*WHAT IS BEING ASKED*
Go through the lines below and copy any that hold the string "verovelvollinen".

*EXERCISE MATERIAL*

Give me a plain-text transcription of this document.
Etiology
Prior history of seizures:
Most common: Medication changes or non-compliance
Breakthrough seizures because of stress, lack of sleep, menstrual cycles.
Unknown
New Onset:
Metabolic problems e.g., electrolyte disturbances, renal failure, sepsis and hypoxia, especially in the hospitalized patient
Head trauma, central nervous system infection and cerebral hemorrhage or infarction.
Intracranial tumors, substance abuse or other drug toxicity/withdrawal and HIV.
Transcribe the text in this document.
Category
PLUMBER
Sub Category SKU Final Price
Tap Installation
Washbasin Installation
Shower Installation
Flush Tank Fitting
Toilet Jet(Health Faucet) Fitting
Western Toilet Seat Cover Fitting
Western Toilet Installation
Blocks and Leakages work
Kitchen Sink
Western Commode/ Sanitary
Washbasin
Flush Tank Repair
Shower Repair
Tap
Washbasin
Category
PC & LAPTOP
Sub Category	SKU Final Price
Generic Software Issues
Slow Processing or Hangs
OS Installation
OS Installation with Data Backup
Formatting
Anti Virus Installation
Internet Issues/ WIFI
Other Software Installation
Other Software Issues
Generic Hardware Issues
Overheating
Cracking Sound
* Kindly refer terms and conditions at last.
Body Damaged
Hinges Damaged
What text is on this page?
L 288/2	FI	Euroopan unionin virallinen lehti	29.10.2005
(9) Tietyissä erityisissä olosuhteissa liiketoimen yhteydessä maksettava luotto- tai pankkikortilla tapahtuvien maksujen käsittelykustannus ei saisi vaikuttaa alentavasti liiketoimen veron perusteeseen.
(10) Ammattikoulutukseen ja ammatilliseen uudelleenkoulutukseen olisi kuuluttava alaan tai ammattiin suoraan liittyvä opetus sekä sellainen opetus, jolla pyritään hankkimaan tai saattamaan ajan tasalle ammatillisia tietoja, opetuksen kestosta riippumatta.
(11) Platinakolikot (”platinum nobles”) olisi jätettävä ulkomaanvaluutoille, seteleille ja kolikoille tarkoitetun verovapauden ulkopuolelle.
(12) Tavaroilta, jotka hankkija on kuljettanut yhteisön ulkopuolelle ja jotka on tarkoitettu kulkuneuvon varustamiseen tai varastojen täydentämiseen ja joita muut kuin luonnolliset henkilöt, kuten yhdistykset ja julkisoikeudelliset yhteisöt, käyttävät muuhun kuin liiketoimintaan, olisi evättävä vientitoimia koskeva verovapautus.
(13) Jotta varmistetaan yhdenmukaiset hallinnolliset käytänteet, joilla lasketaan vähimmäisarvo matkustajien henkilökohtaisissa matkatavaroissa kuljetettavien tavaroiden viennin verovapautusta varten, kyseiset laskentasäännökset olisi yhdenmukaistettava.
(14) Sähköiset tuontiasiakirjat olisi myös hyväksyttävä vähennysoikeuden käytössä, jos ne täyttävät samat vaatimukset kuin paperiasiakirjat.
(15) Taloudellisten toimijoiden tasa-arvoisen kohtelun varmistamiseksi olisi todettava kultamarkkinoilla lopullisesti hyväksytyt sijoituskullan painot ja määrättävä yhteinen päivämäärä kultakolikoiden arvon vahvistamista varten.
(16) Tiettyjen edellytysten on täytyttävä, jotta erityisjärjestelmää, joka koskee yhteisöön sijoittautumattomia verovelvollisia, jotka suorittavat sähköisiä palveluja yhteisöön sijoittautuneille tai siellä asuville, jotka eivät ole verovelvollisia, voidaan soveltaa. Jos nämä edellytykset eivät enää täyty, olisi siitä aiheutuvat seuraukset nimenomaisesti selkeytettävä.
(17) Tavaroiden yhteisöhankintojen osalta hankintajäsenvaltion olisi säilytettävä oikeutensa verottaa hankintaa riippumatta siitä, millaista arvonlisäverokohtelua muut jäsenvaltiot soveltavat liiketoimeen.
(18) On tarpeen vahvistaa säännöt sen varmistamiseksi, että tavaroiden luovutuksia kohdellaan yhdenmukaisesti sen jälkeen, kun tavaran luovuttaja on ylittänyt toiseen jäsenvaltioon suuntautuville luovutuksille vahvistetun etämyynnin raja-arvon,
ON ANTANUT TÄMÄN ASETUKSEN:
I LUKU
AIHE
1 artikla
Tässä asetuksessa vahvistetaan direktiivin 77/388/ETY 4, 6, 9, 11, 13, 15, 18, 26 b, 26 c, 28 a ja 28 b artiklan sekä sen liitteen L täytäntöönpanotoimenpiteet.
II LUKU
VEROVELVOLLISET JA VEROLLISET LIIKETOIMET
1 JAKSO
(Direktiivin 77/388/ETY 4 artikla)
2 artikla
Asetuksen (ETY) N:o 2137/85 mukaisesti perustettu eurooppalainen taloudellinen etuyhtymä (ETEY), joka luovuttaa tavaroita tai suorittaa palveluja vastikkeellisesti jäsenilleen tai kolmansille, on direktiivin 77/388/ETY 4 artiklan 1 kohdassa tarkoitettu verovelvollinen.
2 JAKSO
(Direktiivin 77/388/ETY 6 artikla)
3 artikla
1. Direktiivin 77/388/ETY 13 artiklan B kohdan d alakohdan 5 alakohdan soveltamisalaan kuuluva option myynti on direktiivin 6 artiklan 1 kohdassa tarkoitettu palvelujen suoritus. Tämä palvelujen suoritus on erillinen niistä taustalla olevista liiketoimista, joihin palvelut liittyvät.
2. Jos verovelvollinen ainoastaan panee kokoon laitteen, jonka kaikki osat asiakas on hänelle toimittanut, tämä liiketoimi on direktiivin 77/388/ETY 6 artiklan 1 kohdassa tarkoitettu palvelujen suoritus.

*YOUR SOLUTION*
Asetuksen (ETY) N:o 2137/85 mukaisesti perustettu eurooppalainen taloudellinen etuyhtymä (ETEY), joka luovuttaa tavaroita tai suorittaa palveluja vastikkeellisesti jäsenilleen tai kolmansille, on direktiivin 77/388/ETY 4 artiklan 1 kohdassa tarkoitettu verovelvollinen.
2. Jos verovelvollinen ainoastaan panee kokoon laitteen, jonka kaikki osat asiakas on hänelle toimittanut, tämä liiketoimi on direktiivin 77/388/ETY 6 artiklan 1 kohdassa tarkoitettu palvelujen suoritus.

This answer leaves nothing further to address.